◆ SET EXERCISE ◆
Your task is to reproduce the material exactly.

◆ INFORMATION PROVIDED ◆

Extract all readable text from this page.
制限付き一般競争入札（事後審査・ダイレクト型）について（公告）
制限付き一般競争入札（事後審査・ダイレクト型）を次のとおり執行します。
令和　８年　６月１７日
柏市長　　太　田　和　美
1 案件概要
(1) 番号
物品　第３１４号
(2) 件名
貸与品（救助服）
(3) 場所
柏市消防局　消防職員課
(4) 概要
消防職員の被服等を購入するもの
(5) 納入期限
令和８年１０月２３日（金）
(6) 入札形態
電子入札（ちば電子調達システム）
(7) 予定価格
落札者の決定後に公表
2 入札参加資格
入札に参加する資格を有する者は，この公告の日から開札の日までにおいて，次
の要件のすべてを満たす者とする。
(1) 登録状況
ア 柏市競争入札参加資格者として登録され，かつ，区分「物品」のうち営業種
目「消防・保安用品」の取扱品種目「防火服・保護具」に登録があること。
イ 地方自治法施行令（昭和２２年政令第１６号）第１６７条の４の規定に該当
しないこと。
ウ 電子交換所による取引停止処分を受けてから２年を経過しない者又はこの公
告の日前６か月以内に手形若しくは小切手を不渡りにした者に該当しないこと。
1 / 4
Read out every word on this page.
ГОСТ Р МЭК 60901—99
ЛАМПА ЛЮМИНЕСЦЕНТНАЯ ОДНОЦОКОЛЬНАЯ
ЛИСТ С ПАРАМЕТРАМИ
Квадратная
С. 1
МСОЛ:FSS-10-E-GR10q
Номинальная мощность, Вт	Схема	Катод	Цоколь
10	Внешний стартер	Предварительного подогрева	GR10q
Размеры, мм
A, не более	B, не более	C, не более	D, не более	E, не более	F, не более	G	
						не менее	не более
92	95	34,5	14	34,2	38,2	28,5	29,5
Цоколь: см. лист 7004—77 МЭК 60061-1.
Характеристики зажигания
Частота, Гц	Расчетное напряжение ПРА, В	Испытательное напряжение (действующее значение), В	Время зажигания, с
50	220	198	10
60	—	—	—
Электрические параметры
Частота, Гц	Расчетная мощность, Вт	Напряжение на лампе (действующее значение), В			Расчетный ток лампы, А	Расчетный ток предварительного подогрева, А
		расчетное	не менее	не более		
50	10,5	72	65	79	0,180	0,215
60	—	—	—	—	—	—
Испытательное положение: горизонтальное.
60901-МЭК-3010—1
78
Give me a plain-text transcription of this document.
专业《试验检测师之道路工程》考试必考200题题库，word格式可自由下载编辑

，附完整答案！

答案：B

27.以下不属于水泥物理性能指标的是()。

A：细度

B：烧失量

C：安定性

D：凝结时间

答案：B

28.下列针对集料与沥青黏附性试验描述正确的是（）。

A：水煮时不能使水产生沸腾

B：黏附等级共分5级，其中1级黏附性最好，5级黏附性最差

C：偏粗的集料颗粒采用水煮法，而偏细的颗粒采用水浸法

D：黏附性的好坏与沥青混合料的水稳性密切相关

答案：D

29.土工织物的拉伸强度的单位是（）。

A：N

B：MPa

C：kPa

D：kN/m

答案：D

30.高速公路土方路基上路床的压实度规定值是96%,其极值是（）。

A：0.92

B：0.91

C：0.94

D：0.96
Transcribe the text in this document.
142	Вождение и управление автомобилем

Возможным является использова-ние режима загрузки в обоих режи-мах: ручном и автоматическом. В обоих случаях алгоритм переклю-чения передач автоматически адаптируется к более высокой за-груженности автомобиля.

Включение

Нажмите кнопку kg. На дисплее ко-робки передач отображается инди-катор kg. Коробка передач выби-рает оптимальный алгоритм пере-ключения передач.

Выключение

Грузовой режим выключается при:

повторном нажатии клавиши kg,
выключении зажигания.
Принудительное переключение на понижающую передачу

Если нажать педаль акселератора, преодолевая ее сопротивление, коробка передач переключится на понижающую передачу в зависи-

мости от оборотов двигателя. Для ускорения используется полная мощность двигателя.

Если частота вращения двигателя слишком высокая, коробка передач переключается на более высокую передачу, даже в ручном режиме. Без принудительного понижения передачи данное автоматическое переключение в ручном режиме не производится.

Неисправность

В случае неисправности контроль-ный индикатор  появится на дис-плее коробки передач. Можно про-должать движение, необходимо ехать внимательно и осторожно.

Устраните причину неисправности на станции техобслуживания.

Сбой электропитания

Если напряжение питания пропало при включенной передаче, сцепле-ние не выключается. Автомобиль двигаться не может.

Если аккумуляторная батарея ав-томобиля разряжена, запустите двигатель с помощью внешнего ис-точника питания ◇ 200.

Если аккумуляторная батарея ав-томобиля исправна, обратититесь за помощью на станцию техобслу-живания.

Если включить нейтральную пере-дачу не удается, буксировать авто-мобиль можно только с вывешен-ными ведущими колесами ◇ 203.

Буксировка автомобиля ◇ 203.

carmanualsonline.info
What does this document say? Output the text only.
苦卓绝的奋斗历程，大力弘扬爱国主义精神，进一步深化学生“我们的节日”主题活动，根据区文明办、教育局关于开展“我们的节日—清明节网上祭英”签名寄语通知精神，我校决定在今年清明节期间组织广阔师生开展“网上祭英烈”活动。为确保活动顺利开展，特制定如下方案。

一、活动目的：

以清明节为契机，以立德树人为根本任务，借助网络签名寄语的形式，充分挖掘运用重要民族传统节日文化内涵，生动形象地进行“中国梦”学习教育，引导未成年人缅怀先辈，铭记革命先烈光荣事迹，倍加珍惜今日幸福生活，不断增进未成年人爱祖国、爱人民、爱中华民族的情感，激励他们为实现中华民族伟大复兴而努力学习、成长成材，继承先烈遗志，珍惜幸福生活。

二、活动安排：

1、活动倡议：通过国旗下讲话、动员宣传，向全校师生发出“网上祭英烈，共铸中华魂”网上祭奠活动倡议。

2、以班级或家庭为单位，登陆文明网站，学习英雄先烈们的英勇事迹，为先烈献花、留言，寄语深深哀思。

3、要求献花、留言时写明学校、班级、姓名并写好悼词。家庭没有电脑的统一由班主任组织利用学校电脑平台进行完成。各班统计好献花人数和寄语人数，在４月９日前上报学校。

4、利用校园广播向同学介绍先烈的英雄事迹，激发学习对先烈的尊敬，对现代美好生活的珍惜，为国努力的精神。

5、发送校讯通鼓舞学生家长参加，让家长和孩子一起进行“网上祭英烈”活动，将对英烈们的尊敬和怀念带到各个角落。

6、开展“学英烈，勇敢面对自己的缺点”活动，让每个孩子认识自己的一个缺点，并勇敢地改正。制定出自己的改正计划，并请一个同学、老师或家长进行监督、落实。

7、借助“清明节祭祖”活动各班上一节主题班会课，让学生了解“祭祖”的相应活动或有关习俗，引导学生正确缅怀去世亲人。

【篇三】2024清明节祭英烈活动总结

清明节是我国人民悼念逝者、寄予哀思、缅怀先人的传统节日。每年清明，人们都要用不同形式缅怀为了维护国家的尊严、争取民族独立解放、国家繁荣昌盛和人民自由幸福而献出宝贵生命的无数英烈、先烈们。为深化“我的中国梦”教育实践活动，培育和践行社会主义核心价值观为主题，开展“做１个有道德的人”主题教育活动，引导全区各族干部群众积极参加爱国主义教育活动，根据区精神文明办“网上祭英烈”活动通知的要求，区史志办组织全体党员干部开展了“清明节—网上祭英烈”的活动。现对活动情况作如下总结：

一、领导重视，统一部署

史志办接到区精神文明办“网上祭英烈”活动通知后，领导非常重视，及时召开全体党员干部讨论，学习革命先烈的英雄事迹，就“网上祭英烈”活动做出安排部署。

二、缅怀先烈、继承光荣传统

◆ THE OUTPUT ◆
Extract all readable text from this page.
制限付き一般競争入札（事後審査・ダイレクト型）について（公告）
制限付き一般競争入札（事後審査・ダイレクト型）を次のとおり執行します。
令和　８年　６月１７日
柏市長　　太　田　和　美
1 案件概要
(1) 番号
物品　第３１４号
(2) 件名
貸与品（救助服）
(3) 場所
柏市消防局　消防職員課
(4) 概要
消防職員の被服等を購入するもの
(5) 納入期限
令和８年１０月２３日（金）
(6) 入札形態
電子入札（ちば電子調達システム）
(7) 予定価格
落札者の決定後に公表
2 入札参加資格
入札に参加する資格を有する者は，この公告の日から開札の日までにおいて，次
の要件のすべてを満たす者とする。
(1) 登録状況
ア 柏市競争入札参加資格者として登録され，かつ，区分「物品」のうち営業種
目「消防・保安用品」の取扱品種目「防火服・保護具」に登録があること。
イ 地方自治法施行令（昭和２２年政令第１６号）第１６７条の４の規定に該当
しないこと。
ウ 電子交換所による取引停止処分を受けてから２年を経過しない者又はこの公
告の日前６か月以内に手形若しくは小切手を不渡りにした者に該当しないこと。
1 / 4
Read out every word on this page.
ГОСТ Р МЭК 60901—99
ЛАМПА ЛЮМИНЕСЦЕНТНАЯ ОДНОЦОКОЛЬНАЯ
ЛИСТ С ПАРАМЕТРАМИ
Квадратная
С. 1
МСОЛ:FSS-10-E-GR10q
Номинальная мощность, Вт	Схема	Катод	Цоколь
10	Внешний стартер	Предварительного подогрева	GR10q
Размеры, мм
A, не более	B, не более	C, не более	D, не более	E, не более	F, не более	G	
						не менее	не более
92	95	34,5	14	34,2	38,2	28,5	29,5
Цоколь: см. лист 7004—77 МЭК 60061-1.
Характеристики зажигания
Частота, Гц	Расчетное напряжение ПРА, В	Испытательное напряжение (действующее значение), В	Время зажигания, с
50	220	198	10
60	—	—	—
Электрические параметры
Частота, Гц	Расчетная мощность, Вт	Напряжение на лампе (действующее значение), В			Расчетный ток лампы, А	Расчетный ток предварительного подогрева, А
		расчетное	не менее	не более		
50	10,5	72	65	79	0,180	0,215
60	—	—	—	—	—	—
Испытательное положение: горизонтальное.
60901-МЭК-3010—1
78
Give me a plain-text transcription of this document.
专业《试验检测师之道路工程》考试必考200题题库，word格式可自由下载编辑

，附完整答案！

答案：B

27.以下不属于水泥物理性能指标的是()。

A：细度

B：烧失量

C：安定性

D：凝结时间

答案：B

28.下列针对集料与沥青黏附性试验描述正确的是（）。

A：水煮时不能使水产生沸腾

B：黏附等级共分5级，其中1级黏附性最好，5级黏附性最差

C：偏粗的集料颗粒采用水煮法，而偏细的颗粒采用水浸法

D：黏附性的好坏与沥青混合料的水稳性密切相关

答案：D

29.土工织物的拉伸强度的单位是（）。

A：N

B：MPa

C：kPa

D：kN/m

答案：D

30.高速公路土方路基上路床的压实度规定值是96%,其极值是（）。

A：0.92

B：0.91

C：0.94

D：0.96
Transcribe the text in this document.
142	Вождение и управление автомобилем

Возможным является использова-ние режима загрузки в обоих режи-мах: ручном и автоматическом. В обоих случаях алгоритм переклю-чения передач автоматически адаптируется к более высокой за-груженности автомобиля.

Включение

Нажмите кнопку kg. На дисплее ко-робки передач отображается инди-катор kg. Коробка передач выби-рает оптимальный алгоритм пере-ключения передач.

Выключение

Грузовой режим выключается при:

повторном нажатии клавиши kg,
выключении зажигания.
Принудительное переключение на понижающую передачу

Если нажать педаль акселератора, преодолевая ее сопротивление, коробка передач переключится на понижающую передачу в зависи-

мости от оборотов двигателя. Для ускорения используется полная мощность двигателя.

Если частота вращения двигателя слишком высокая, коробка передач переключается на более высокую передачу, даже в ручном режиме. Без принудительного понижения передачи данное автоматическое переключение в ручном режиме не производится.

Неисправность

В случае неисправности контроль-ный индикатор  появится на дис-плее коробки передач. Можно про-должать движение, необходимо ехать внимательно и осторожно.

Устраните причину неисправности на станции техобслуживания.

Сбой электропитания

Если напряжение питания пропало при включенной передаче, сцепле-ние не выключается. Автомобиль двигаться не может.

Если аккумуляторная батарея ав-томобиля разряжена, запустите двигатель с помощью внешнего ис-точника питания ◇ 200.

Если аккумуляторная батарея ав-томобиля исправна, обратититесь за помощью на станцию техобслу-живания.

Если включить нейтральную пере-дачу не удается, буксировать авто-мобиль можно только с вывешен-ными ведущими колесами ◇ 203.

Буксировка автомобиля ◇ 203.

carmanualsonline.info
What does this document say? Output the text only.
苦卓绝的奋斗历程，大力弘扬爱国主义精神，进一步深化学生“我们的节日”主题活动，根据区文明办、教育局关于开展“我们的节日—清明节网上祭英”签名寄语通知精神，我校决定在今年清明节期间组织广阔师生开展“网上祭英烈”活动。为确保活动顺利开展，特制定如下方案。

一、活动目的：

以清明节为契机，以立德树人为根本任务，借助网络签名寄语的形式，充分挖掘运用重要民族传统节日文化内涵，生动形象地进行“中国梦”学习教育，引导未成年人缅怀先辈，铭记革命先烈光荣事迹，倍加珍惜今日幸福生活，不断增进未成年人爱祖国、爱人民、爱中华民族的情感，激励他们为实现中华民族伟大复兴而努力学习、成长成材，继承先烈遗志，珍惜幸福生活。

二、活动安排：

1、活动倡议：通过国旗下讲话、动员宣传，向全校师生发出“网上祭英烈，共铸中华魂”网上祭奠活动倡议。

2、以班级或家庭为单位，登陆文明网站，学习英雄先烈们的英勇事迹，为先烈献花、留言，寄语深深哀思。

3、要求献花、留言时写明学校、班级、姓名并写好悼词。家庭没有电脑的统一由班主任组织利用学校电脑平台进行完成。各班统计好献花人数和寄语人数，在４月９日前上报学校。

4、利用校园广播向同学介绍先烈的英雄事迹，激发学习对先烈的尊敬，对现代美好生活的珍惜，为国努力的精神。

5、发送校讯通鼓舞学生家长参加，让家长和孩子一起进行“网上祭英烈”活动，将对英烈们的尊敬和怀念带到各个角落。

6、开展“学英烈，勇敢面对自己的缺点”活动，让每个孩子认识自己的一个缺点，并勇敢地改正。制定出自己的改正计划，并请一个同学、老师或家长进行监督、落实。

7、借助“清明节祭祖”活动各班上一节主题班会课，让学生了解“祭祖”的相应活动或有关习俗，引导学生正确缅怀去世亲人。

【篇三】2024清明节祭英烈活动总结

清明节是我国人民悼念逝者、寄予哀思、缅怀先人的传统节日。每年清明，人们都要用不同形式缅怀为了维护国家的尊严、争取民族独立解放、国家繁荣昌盛和人民自由幸福而献出宝贵生命的无数英烈、先烈们。为深化“我的中国梦”教育实践活动，培育和践行社会主义核心价值观为主题，开展“做１个有道德的人”主题教育活动，引导全区各族干部群众积极参加爱国主义教育活动，根据区精神文明办“网上祭英烈”活动通知的要求，区史志办组织全体党员干部开展了“清明节—网上祭英烈”的活动。现对活动情况作如下总结：

一、领导重视，统一部署

史志办接到区精神文明办“网上祭英烈”活动通知后，领导非常重视，及时召开全体党员干部讨论，学习革命先烈的英雄事迹，就“网上祭英烈”活动做出安排部署。

二、缅怀先烈、继承光荣传统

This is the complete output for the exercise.